■ Short exercise: Copy every line from the listing below that contains the word "Directed".

========

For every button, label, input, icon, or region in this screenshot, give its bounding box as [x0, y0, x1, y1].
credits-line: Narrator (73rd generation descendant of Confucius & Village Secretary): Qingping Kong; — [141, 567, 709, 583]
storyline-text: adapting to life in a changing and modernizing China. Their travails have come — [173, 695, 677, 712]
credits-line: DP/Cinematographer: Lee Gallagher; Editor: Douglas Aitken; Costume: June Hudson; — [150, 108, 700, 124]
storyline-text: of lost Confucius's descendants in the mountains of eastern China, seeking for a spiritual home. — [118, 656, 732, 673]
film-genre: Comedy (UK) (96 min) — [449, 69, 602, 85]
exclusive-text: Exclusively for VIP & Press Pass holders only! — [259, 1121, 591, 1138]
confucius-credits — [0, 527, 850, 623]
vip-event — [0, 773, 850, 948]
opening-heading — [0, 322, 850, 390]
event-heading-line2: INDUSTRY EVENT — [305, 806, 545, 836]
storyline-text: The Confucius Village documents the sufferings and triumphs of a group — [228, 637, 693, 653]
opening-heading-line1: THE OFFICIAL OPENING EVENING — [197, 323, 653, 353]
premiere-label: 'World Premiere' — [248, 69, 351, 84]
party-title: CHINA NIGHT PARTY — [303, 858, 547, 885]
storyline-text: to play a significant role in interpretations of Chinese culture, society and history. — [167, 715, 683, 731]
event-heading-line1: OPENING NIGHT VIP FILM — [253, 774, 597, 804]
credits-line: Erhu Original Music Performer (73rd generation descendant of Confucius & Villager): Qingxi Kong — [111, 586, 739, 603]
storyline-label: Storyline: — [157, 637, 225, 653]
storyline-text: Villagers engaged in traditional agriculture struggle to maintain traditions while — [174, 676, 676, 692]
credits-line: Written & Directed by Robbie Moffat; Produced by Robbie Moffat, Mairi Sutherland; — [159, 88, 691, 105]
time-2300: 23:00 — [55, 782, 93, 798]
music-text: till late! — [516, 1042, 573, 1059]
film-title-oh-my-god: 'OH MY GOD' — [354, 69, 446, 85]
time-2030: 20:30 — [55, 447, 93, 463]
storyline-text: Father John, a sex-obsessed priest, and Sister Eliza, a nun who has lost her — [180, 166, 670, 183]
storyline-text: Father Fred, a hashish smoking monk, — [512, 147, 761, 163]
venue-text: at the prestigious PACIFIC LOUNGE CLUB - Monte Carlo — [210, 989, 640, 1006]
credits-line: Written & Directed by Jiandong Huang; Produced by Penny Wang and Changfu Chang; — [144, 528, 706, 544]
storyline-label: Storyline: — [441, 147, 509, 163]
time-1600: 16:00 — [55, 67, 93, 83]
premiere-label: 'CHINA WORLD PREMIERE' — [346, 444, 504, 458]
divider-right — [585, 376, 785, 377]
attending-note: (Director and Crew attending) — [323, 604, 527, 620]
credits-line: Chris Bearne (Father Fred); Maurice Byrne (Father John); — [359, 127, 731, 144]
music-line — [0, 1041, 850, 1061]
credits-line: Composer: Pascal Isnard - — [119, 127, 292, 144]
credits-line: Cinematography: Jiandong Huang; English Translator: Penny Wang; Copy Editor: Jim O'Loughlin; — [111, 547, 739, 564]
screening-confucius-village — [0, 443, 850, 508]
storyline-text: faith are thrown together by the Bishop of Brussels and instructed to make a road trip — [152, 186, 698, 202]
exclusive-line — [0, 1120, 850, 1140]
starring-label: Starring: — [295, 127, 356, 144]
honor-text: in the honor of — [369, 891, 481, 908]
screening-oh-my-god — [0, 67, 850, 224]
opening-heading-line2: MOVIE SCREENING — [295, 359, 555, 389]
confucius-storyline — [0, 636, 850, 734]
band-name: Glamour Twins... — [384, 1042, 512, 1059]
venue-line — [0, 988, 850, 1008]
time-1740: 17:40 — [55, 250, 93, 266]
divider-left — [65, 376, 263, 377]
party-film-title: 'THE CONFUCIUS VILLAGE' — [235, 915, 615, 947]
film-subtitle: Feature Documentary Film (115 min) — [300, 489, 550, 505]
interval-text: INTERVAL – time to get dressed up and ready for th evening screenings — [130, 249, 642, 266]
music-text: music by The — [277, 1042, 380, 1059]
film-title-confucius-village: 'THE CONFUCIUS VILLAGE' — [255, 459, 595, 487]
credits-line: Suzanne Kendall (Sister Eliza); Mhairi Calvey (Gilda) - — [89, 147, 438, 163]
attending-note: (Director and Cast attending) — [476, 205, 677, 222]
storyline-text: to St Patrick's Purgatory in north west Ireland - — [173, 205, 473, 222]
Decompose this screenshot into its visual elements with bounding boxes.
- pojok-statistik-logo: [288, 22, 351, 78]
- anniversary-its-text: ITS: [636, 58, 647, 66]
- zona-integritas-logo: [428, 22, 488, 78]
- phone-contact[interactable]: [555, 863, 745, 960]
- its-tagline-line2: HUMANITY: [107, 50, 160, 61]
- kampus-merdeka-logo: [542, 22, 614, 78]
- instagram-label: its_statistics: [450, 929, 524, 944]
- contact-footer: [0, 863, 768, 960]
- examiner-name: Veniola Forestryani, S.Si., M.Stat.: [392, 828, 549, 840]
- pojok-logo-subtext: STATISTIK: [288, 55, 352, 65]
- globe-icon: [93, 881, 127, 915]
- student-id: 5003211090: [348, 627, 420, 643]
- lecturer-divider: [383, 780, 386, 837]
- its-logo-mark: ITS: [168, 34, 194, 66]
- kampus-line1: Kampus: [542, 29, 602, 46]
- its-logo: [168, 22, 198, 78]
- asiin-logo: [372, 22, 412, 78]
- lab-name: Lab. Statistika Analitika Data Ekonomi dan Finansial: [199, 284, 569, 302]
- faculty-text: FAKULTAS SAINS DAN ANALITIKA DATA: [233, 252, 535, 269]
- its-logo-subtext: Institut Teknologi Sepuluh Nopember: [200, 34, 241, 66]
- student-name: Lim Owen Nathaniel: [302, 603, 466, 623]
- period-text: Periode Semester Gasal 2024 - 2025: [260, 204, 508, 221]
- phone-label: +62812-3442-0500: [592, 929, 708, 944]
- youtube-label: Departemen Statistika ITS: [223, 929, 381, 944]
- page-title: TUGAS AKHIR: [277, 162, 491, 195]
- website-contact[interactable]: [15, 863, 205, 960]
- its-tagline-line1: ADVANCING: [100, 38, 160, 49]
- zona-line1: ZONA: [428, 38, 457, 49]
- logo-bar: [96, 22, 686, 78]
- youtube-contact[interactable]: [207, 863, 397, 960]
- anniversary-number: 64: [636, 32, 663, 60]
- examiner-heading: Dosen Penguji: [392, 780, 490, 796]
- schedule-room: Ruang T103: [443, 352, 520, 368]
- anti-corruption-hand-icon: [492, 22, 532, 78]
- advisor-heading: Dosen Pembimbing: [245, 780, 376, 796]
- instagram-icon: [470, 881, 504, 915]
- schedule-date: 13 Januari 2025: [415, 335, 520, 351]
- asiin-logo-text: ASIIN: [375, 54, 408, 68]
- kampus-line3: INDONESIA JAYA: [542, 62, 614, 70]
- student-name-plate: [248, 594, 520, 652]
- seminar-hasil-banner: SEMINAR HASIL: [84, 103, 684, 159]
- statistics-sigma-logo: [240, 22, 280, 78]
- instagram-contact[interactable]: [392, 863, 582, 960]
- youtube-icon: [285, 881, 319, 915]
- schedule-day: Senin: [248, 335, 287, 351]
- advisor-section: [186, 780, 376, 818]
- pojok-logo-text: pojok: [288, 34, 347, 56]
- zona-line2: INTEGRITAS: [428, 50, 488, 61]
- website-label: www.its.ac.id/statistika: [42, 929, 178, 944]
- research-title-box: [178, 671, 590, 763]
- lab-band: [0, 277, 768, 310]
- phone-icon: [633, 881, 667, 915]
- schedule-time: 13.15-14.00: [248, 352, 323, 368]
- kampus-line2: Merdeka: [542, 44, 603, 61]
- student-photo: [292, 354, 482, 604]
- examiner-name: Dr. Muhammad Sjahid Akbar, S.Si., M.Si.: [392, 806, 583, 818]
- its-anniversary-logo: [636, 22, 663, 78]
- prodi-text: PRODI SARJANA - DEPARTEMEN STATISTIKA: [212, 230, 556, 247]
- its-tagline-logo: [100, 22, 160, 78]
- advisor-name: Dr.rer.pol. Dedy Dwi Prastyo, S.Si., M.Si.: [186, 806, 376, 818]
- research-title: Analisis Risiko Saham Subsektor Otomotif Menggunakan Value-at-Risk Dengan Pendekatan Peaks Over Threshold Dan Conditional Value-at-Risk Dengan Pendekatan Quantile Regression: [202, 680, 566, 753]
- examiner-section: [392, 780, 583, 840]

========

■ Exercise solution:
credits-line: Written & Directed by Robbie Moffat; Produced by Robbie Moffat, Mairi Sutherland; — [159, 88, 691, 105]
credits-line: Written & Directed by Jiandong Huang; Produced by Penny Wang and Changfu Chang; — [144, 528, 706, 544]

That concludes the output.